◆ **文档**:
:::
## Run WeNet on SageMaker - Gigaspeech

### 选择Notebook环境
Notebook的运行环境可以选择conda_pytorch_p38。

### 下载 wenet 代码

In [None]:
%cd ~/SageMaker

!git clone https://github.com/Chen188/wenet -b sagemaker-giga

wenet_src = '~/SageMaker/wenet'

### 获取基本环境信息

In [None]:
import boto3
import sagemaker

print('SageMaker version: ', sagemaker.__version__)

from sagemaker import get_execution_role

region = boto3.session.Session().region_name
role   = get_execution_role()
sess   = sagemaker.Session()
bucket = sess.default_bucket()

account_id = boto3.client('sts').get_caller_identity().get('Account')

bucket

## 准备Docker image

In [None]:
ecr_repository = 'sagemaker-wenet'

# 登录ECR服务
!aws ecr get-login-password --region {region} | docker login --username AWS --password-stdin {account_id}.dkr.ecr.{region}.amazonaws.com.cn

### 创建容器注册表

In [None]:
!aws ecr create-repository --repository-name $ecr_repository

### 构建训练镜像

In [None]:
training_docker_file_path = '~/SageMaker/wenet'

!cat $training_docker_file_path/Dockerfile.gigaspeech

In [None]:
# 构建训练镜像并推送到ECR, China Region.
:::
◆ **练习目的**: 按照这份 WeNet 文档，Notebook 的运行环境可以选哪一个？ 所附各行与作答无关。

◆ **所给信息**:
:::
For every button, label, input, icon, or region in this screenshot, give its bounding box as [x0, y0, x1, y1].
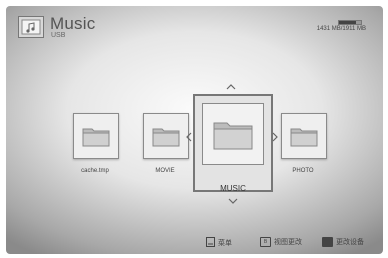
:::
◆ **本题答案**: conda_pytorch_p38。